(Stored records)

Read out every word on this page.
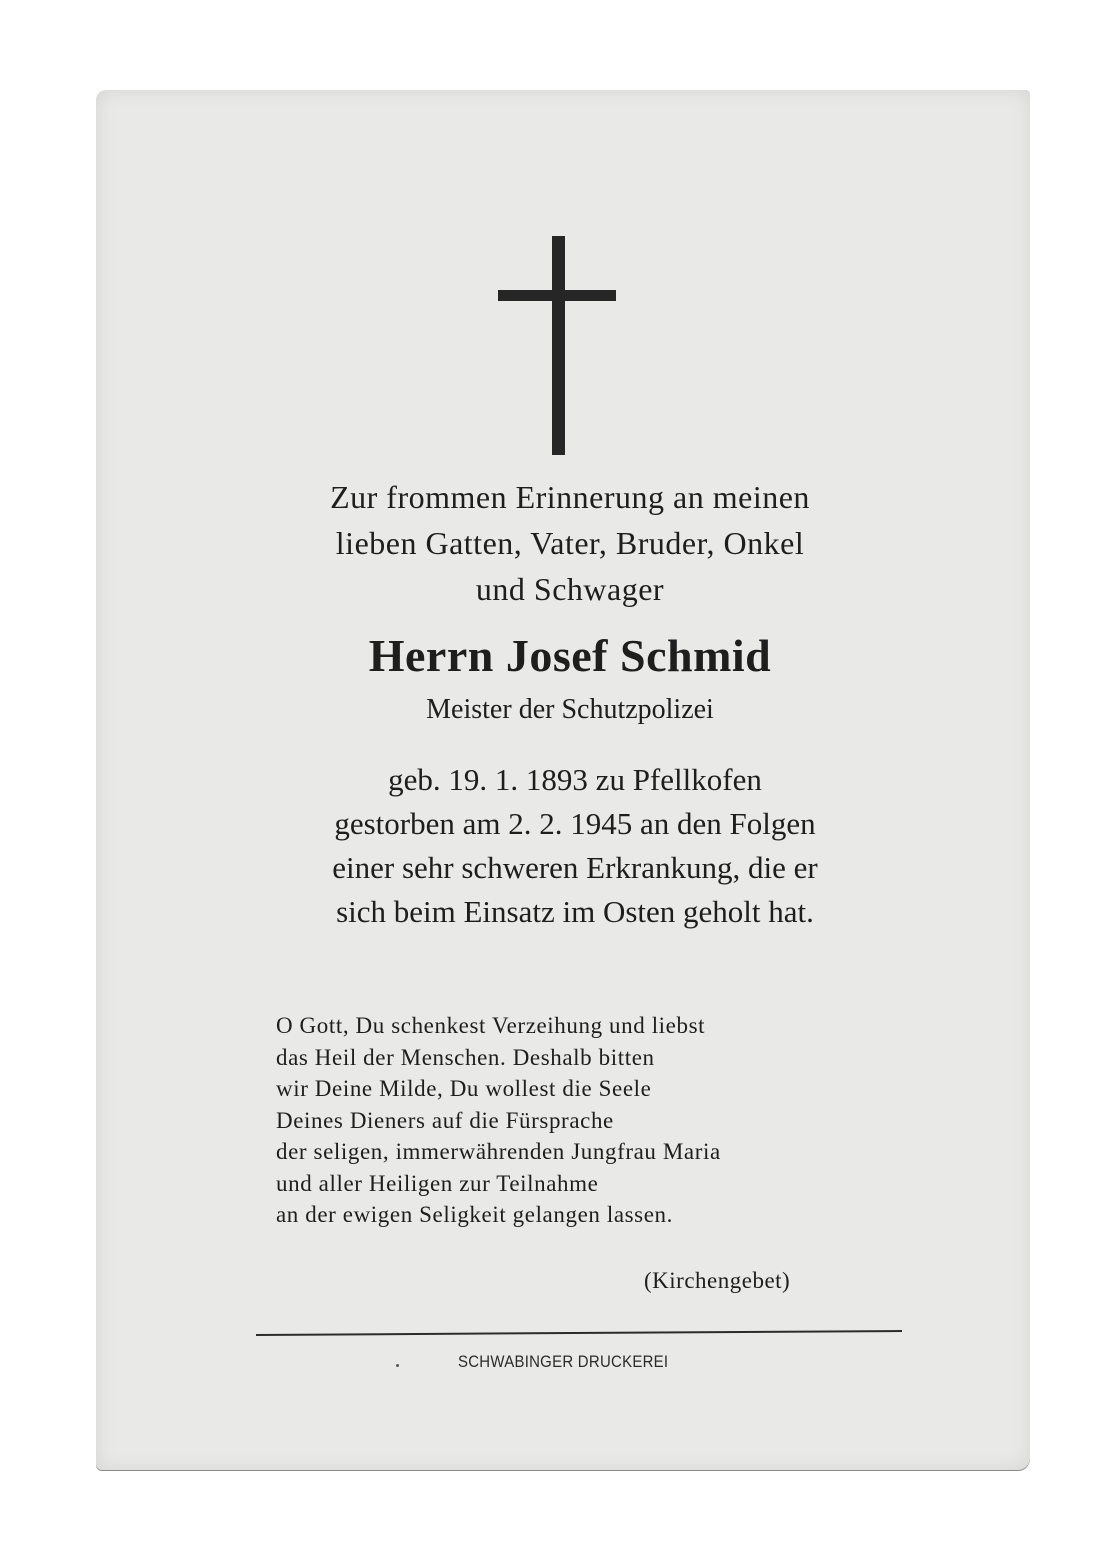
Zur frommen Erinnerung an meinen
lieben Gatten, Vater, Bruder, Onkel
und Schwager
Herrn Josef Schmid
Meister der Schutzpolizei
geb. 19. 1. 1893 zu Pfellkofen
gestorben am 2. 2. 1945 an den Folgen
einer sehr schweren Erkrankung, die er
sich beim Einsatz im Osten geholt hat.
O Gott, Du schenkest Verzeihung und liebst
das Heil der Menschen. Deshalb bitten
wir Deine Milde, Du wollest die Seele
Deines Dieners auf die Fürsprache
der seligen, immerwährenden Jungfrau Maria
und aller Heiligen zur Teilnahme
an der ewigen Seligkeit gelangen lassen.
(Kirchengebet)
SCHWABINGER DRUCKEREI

**GIVEN EXERCISE**
All of the entries above should be copied exactly, except for the pictures.

**ANSWER FOR THE TASK**
Read out every word on this page.
Zur frommen Erinnerung an meinen
lieben Gatten, Vater, Bruder, Onkel
und Schwager
Herrn Josef Schmid
Meister der Schutzpolizei
geb. 19. 1. 1893 zu Pfellkofen
gestorben am 2. 2. 1945 an den Folgen
einer sehr schweren Erkrankung, die er
sich beim Einsatz im Osten geholt hat.
O Gott, Du schenkest Verzeihung und liebst
das Heil der Menschen. Deshalb bitten
wir Deine Milde, Du wollest die Seele
Deines Dieners auf die Fürsprache
der seligen, immerwährenden Jungfrau Maria
und aller Heiligen zur Teilnahme
an der ewigen Seligkeit gelangen lassen.
(Kirchengebet)
SCHWABINGER DRUCKEREI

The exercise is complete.